## GIVEN PROBLEM
The records that follow must be reproduced in full, exactly as written.

## Dataset entries on figures
-.-.-

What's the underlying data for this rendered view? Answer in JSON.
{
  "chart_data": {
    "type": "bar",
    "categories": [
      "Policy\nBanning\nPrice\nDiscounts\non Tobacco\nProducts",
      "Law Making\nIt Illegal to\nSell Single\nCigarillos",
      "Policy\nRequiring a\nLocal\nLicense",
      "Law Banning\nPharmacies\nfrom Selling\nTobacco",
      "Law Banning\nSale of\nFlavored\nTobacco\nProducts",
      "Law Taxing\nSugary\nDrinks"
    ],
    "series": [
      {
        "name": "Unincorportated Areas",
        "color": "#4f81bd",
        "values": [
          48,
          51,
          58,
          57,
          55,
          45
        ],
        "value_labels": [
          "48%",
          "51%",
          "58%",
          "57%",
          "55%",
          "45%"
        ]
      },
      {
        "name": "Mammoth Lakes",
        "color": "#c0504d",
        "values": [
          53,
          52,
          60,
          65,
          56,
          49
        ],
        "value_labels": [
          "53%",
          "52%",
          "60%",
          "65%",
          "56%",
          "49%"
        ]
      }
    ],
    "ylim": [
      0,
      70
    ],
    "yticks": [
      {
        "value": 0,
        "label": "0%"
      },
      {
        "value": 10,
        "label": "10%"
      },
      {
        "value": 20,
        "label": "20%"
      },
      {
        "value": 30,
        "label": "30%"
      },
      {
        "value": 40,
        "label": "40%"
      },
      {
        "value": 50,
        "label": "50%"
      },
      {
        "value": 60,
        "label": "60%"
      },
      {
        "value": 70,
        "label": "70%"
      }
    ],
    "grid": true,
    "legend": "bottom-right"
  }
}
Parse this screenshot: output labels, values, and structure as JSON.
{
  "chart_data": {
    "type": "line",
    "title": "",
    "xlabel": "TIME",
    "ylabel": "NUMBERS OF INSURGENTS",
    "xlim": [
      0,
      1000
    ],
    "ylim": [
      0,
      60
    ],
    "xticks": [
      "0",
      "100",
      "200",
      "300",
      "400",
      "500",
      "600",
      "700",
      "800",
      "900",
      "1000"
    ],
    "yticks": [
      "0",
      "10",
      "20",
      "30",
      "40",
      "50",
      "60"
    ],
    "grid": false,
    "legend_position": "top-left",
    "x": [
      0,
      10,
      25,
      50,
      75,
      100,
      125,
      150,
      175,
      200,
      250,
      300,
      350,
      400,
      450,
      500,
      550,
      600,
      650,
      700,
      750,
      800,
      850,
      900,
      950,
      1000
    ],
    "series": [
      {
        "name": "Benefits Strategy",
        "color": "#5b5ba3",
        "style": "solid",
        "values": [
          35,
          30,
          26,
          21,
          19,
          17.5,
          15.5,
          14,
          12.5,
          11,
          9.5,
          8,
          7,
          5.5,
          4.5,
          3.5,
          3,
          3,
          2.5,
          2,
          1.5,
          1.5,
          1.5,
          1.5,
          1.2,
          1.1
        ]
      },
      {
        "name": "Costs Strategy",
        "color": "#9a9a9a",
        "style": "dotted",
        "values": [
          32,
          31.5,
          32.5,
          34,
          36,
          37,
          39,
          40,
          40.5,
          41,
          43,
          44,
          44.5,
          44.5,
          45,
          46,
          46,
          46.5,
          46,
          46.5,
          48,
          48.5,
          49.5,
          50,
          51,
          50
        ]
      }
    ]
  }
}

-.-.-

## ANSWER IN FULL
What's the underlying data for this rendered view? Answer in JSON.
{
  "chart_data": {
    "type": "bar",
    "categories": [
      "Policy\nBanning\nPrice\nDiscounts\non Tobacco\nProducts",
      "Law Making\nIt Illegal to\nSell Single\nCigarillos",
      "Policy\nRequiring a\nLocal\nLicense",
      "Law Banning\nPharmacies\nfrom Selling\nTobacco",
      "Law Banning\nSale of\nFlavored\nTobacco\nProducts",
      "Law Taxing\nSugary\nDrinks"
    ],
    "series": [
      {
        "name": "Unincorportated Areas",
        "color": "#4f81bd",
        "values": [
          48,
          51,
          58,
          57,
          55,
          45
        ],
        "value_labels": [
          "48%",
          "51%",
          "58%",
          "57%",
          "55%",
          "45%"
        ]
      },
      {
        "name": "Mammoth Lakes",
        "color": "#c0504d",
        "values": [
          53,
          52,
          60,
          65,
          56,
          49
        ],
        "value_labels": [
          "53%",
          "52%",
          "60%",
          "65%",
          "56%",
          "49%"
        ]
      }
    ],
    "ylim": [
      0,
      70
    ],
    "yticks": [
      {
        "value": 0,
        "label": "0%"
      },
      {
        "value": 10,
        "label": "10%"
      },
      {
        "value": 20,
        "label": "20%"
      },
      {
        "value": 30,
        "label": "30%"
      },
      {
        "value": 40,
        "label": "40%"
      },
      {
        "value": 50,
        "label": "50%"
      },
      {
        "value": 60,
        "label": "60%"
      },
      {
        "value": 70,
        "label": "70%"
      }
    ],
    "grid": true,
    "legend": "bottom-right"
  }
}
Parse this screenshot: output labels, values, and structure as JSON.
{
  "chart_data": {
    "type": "line",
    "title": "",
    "xlabel": "TIME",
    "ylabel": "NUMBERS OF INSURGENTS",
    "xlim": [
      0,
      1000
    ],
    "ylim": [
      0,
      60
    ],
    "xticks": [
      "0",
      "100",
      "200",
      "300",
      "400",
      "500",
      "600",
      "700",
      "800",
      "900",
      "1000"
    ],
    "yticks": [
      "0",
      "10",
      "20",
      "30",
      "40",
      "50",
      "60"
    ],
    "grid": false,
    "legend_position": "top-left",
    "x": [
      0,
      10,
      25,
      50,
      75,
      100,
      125,
      150,
      175,
      200,
      250,
      300,
      350,
      400,
      450,
      500,
      550,
      600,
      650,
      700,
      750,
      800,
      850,
      900,
      950,
      1000
    ],
    "series": [
      {
        "name": "Benefits Strategy",
        "color": "#5b5ba3",
        "style": "solid",
        "values": [
          35,
          30,
          26,
          21,
          19,
          17.5,
          15.5,
          14,
          12.5,
          11,
          9.5,
          8,
          7,
          5.5,
          4.5,
          3.5,
          3,
          3,
          2.5,
          2,
          1.5,
          1.5,
          1.5,
          1.5,
          1.2,
          1.1
        ]
      },
      {
        "name": "Costs Strategy",
        "color": "#9a9a9a",
        "style": "dotted",
        "values": [
          32,
          31.5,
          32.5,
          34,
          36,
          37,
          39,
          40,
          40.5,
          41,
          43,
          44,
          44.5,
          44.5,
          45,
          46,
          46,
          46.5,
          46,
          46.5,
          48,
          48.5,
          49.5,
          50,
          51,
          50
        ]
      }
    ]
  }
}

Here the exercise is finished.